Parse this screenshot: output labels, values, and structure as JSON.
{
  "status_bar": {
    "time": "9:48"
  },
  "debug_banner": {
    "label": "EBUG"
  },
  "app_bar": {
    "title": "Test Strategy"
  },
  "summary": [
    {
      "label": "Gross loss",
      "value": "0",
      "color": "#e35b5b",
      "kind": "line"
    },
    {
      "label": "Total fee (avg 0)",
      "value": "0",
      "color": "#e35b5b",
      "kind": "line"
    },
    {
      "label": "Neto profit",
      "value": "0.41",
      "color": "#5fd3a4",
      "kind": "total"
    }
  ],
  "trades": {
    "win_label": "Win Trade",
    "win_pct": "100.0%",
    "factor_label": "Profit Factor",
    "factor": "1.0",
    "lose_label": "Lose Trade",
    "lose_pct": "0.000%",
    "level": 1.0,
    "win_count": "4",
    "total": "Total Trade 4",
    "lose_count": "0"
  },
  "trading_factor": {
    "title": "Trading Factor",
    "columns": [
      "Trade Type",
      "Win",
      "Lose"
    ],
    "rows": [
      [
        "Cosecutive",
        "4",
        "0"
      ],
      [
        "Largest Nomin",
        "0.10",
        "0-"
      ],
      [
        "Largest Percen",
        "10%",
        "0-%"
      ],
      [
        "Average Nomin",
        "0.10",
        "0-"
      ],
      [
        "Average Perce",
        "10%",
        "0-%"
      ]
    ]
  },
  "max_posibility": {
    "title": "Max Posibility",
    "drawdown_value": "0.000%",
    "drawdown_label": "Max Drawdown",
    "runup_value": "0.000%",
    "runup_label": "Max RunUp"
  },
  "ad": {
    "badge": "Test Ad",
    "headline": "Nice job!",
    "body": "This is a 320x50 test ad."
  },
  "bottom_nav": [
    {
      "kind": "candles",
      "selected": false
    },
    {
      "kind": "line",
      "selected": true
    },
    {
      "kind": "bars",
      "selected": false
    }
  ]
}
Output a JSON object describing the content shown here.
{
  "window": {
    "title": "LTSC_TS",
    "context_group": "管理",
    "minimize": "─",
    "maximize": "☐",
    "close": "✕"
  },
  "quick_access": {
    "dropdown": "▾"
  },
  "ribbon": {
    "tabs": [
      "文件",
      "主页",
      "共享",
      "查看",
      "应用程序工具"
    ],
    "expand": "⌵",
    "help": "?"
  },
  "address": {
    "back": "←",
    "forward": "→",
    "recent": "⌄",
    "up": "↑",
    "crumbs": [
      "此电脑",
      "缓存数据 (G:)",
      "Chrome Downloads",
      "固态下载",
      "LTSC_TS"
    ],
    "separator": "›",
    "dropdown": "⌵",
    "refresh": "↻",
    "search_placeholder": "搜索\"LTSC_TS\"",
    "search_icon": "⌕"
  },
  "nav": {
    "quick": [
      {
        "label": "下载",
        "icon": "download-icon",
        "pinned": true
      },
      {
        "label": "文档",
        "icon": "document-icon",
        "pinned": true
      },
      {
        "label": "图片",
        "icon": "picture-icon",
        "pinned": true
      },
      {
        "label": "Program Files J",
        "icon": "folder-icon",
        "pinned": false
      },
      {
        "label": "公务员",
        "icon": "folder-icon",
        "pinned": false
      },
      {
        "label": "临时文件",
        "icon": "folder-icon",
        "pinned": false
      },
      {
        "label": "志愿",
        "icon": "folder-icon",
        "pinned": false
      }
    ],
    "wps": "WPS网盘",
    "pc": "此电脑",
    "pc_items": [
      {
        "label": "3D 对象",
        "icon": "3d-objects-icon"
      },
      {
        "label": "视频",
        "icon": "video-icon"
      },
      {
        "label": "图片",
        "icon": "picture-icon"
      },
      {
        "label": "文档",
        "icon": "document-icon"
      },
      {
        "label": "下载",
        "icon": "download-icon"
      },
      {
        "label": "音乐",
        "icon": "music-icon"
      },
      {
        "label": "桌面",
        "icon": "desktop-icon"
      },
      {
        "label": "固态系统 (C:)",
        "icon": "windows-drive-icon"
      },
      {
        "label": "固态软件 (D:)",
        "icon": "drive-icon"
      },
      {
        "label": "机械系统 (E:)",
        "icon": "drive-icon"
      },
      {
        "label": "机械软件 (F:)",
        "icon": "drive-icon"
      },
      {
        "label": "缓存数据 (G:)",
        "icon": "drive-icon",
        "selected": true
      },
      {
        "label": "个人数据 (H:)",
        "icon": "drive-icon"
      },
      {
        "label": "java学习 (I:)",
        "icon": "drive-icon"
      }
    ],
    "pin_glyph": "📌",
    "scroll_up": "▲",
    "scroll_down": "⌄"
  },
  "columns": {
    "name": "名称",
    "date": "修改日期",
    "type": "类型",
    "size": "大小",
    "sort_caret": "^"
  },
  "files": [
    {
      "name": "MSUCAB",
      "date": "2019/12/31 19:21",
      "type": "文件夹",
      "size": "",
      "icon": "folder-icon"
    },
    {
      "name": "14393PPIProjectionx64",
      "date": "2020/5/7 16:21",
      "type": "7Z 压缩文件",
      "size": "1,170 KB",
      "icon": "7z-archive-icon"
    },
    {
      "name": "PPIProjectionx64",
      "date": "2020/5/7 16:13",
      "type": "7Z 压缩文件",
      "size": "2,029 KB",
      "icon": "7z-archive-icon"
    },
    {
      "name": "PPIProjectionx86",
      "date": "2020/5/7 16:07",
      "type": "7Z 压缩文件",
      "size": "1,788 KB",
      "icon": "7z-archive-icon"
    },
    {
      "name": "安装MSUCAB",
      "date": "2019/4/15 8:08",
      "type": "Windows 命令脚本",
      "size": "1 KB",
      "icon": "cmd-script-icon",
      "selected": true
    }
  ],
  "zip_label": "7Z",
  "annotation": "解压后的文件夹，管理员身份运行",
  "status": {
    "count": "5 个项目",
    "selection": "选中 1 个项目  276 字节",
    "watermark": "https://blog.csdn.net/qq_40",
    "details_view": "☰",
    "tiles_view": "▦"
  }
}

━━━━━━

== Work required ==
Count the lines of the material that include the word "title", then report only the total.

== Answer below ==
4